REQUIRED TASK ▸ Pictures appear in the records below; write out everything else exactly.
────────────────────────────────────────
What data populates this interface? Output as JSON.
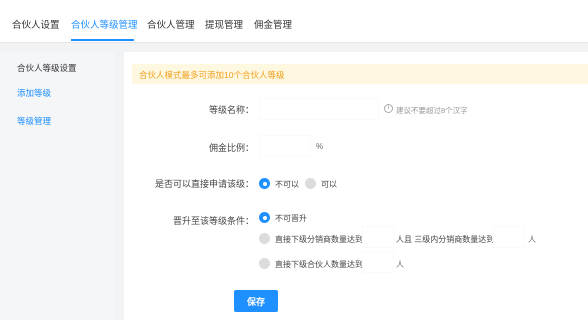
{
  "tabs": [
    {
      "label": "合伙人设置"
    },
    {
      "label": "合伙人等级管理",
      "active": true
    },
    {
      "label": "合伙人管理"
    },
    {
      "label": "提现管理"
    },
    {
      "label": "佣金管理"
    }
  ],
  "sidebar": {
    "title": "合伙人等级设置",
    "items": [
      {
        "label": "添加等级"
      },
      {
        "label": "等级管理"
      }
    ]
  },
  "notice": "合伙人模式最多可添加10个合伙人等级",
  "form": {
    "level_name": {
      "label": "等级名称：",
      "value": "",
      "hint_icon": "info-icon",
      "hint": "建议不要超过8个汉字"
    },
    "commission": {
      "label": "佣金比例：",
      "value": "",
      "unit": "%"
    },
    "direct_apply": {
      "label": "是否可以直接申请该级：",
      "options": [
        "不可以",
        "可以"
      ],
      "selected": 0
    },
    "upgrade": {
      "label": "晋升至该等级条件：",
      "options": [
        "不可晋升",
        "直接下级分销商数量达到",
        "直接下级合伙人数量达到"
      ],
      "selected": 0,
      "opt1_mid": "人且 三级内分销商数量达到",
      "unit": "人"
    }
  },
  "save_label": "保存",
  "colors": {
    "accent": "#1e90ff",
    "notice_bg": "#fff8e1",
    "notice_text": "#f0a020"
  }
}
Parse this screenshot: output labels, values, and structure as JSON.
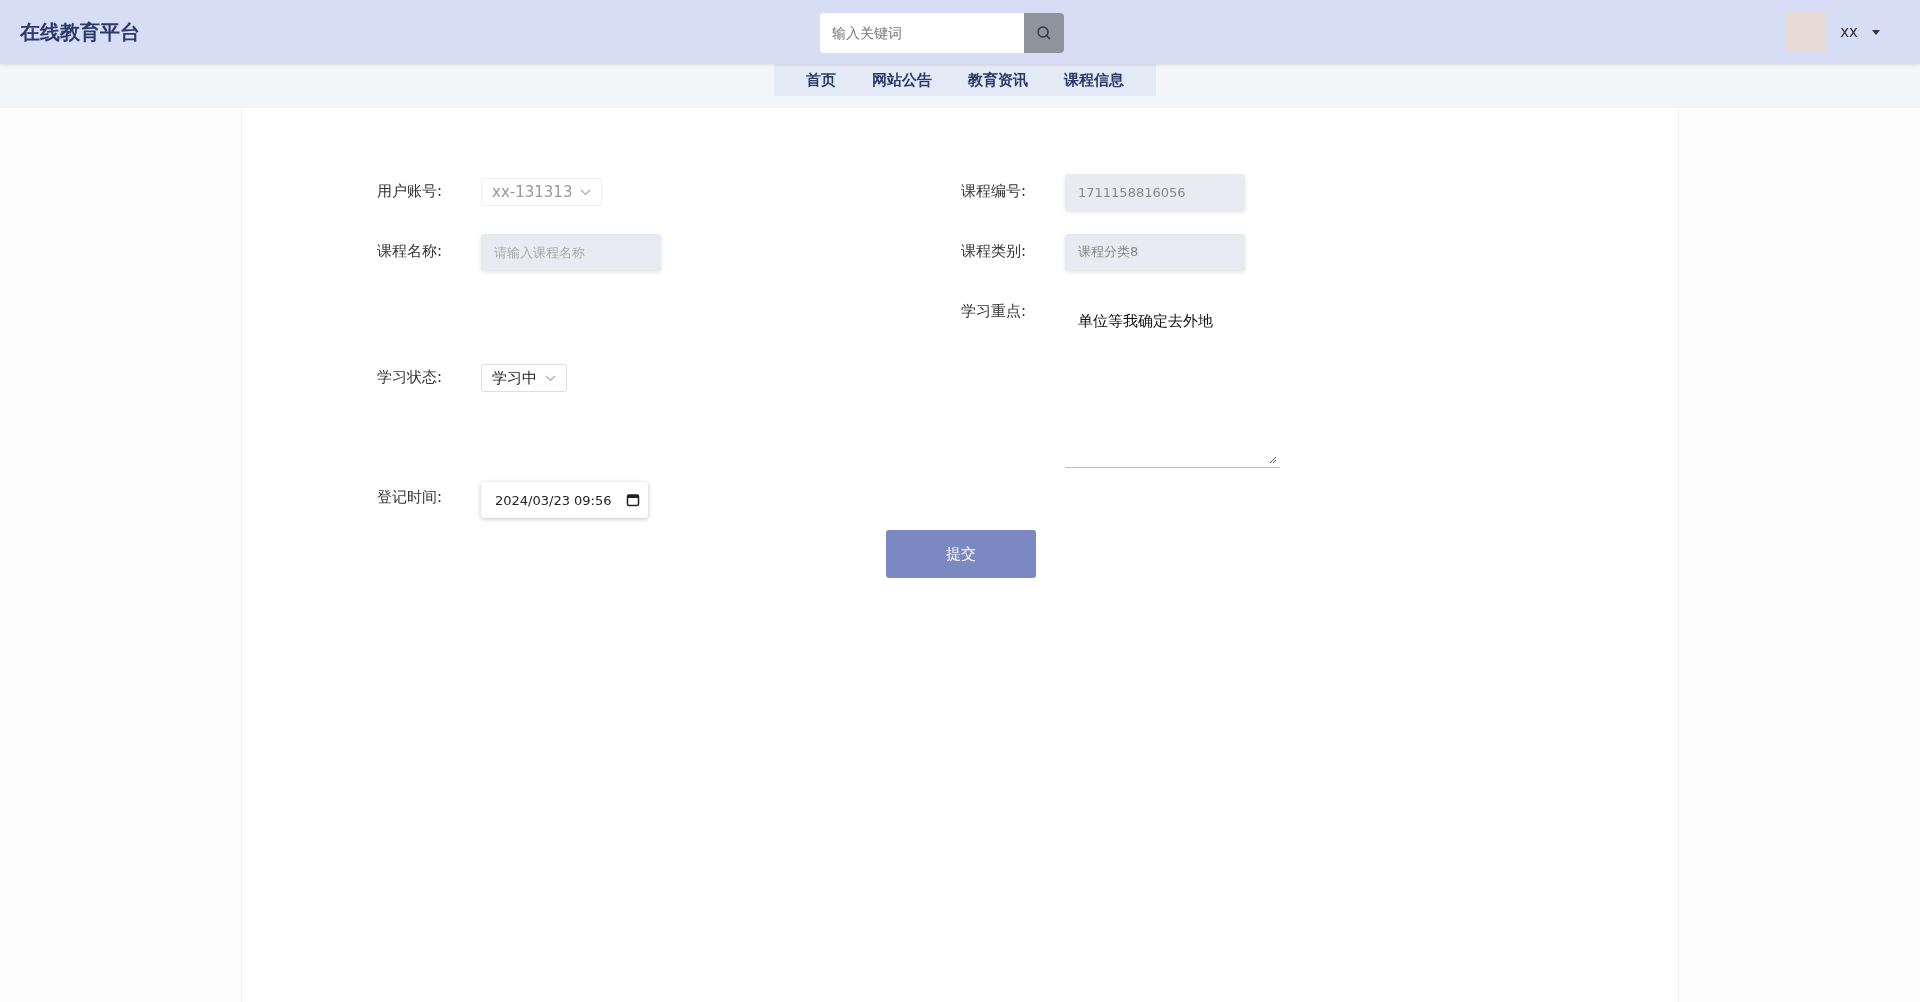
{
  "header": {
    "title": "在线教育平台",
    "search": {
      "placeholder": "输入关键词"
    },
    "user": {
      "name": "xx"
    }
  },
  "nav": [
    {
      "label": "首页"
    },
    {
      "label": "网站公告"
    },
    {
      "label": "教育资讯"
    },
    {
      "label": "课程信息"
    }
  ],
  "form": {
    "left": [
      {
        "kind": "select",
        "label": "用户账号:",
        "value": "xx-131313",
        "disabled": true
      },
      {
        "kind": "input",
        "label": "课程名称:",
        "placeholder": "请输入课程名称"
      },
      {
        "kind": "select",
        "label": "学习状态:",
        "value": "学习中",
        "disabled": false
      },
      {
        "kind": "date",
        "label": "登记时间:",
        "value": "2024/03/23 09:56"
      }
    ],
    "right": [
      {
        "kind": "input",
        "label": "课程编号:",
        "value": "1711158816056",
        "disabled": true
      },
      {
        "kind": "input",
        "label": "课程类别:",
        "value": "课程分类8",
        "disabled": true
      },
      {
        "kind": "textarea",
        "label": "学习重点:",
        "value": "单位等我确定去外地"
      }
    ],
    "submit": "提交"
  }
}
────────────────────────────────────────
RESULT FOR THIS TASK ▸
What data populates this interface? Output as JSON.
{
  "tabs": [
    {
      "label": "合伙人设置"
    },
    {
      "label": "合伙人等级管理",
      "active": true
    },
    {
      "label": "合伙人管理"
    },
    {
      "label": "提现管理"
    },
    {
      "label": "佣金管理"
    }
  ],
  "sidebar": {
    "title": "合伙人等级设置",
    "items": [
      {
        "label": "添加等级"
      },
      {
        "label": "等级管理"
      }
    ]
  },
  "notice": "合伙人模式最多可添加10个合伙人等级",
  "form": {
    "level_name": {
      "label": "等级名称：",
      "value": "",
      "hint_icon": "info-icon",
      "hint": "建议不要超过8个汉字"
    },
    "commission": {
      "label": "佣金比例：",
      "value": "",
      "unit": "%"
    },
    "direct_apply": {
      "label": "是否可以直接申请该级：",
      "options": [
        "不可以",
        "可以"
      ],
      "selected": 0
    },
    "upgrade": {
      "label": "晋升至该等级条件：",
      "options": [
        "不可晋升",
        "直接下级分销商数量达到",
        "直接下级合伙人数量达到"
      ],
      "selected": 0,
      "opt1_mid": "人且 三级内分销商数量达到",
      "unit": "人"
    }
  },
  "save_label": "保存",
  "colors": {
    "accent": "#1e90ff",
    "notice_bg": "#fff8e1",
    "notice_text": "#f0a020"
  }
}
Parse this screenshot: output labels, values, and structure as JSON.
{
  "header": {
    "title": "在线教育平台",
    "search": {
      "placeholder": "输入关键词"
    },
    "user": {
      "name": "xx"
    }
  },
  "nav": [
    {
      "label": "首页"
    },
    {
      "label": "网站公告"
    },
    {
      "label": "教育资讯"
    },
    {
      "label": "课程信息"
    }
  ],
  "form": {
    "left": [
      {
        "kind": "select",
        "label": "用户账号:",
        "value": "xx-131313",
        "disabled": true
      },
      {
        "kind": "input",
        "label": "课程名称:",
        "placeholder": "请输入课程名称"
      },
      {
        "kind": "select",
        "label": "学习状态:",
        "value": "学习中",
        "disabled": false
      },
      {
        "kind": "date",
        "label": "登记时间:",
        "value": "2024/03/23 09:56"
      }
    ],
    "right": [
      {
        "kind": "input",
        "label": "课程编号:",
        "value": "1711158816056",
        "disabled": true
      },
      {
        "kind": "input",
        "label": "课程类别:",
        "value": "课程分类8",
        "disabled": true
      },
      {
        "kind": "textarea",
        "label": "学习重点:",
        "value": "单位等我确定去外地"
      }
    ],
    "submit": "提交"
  }
}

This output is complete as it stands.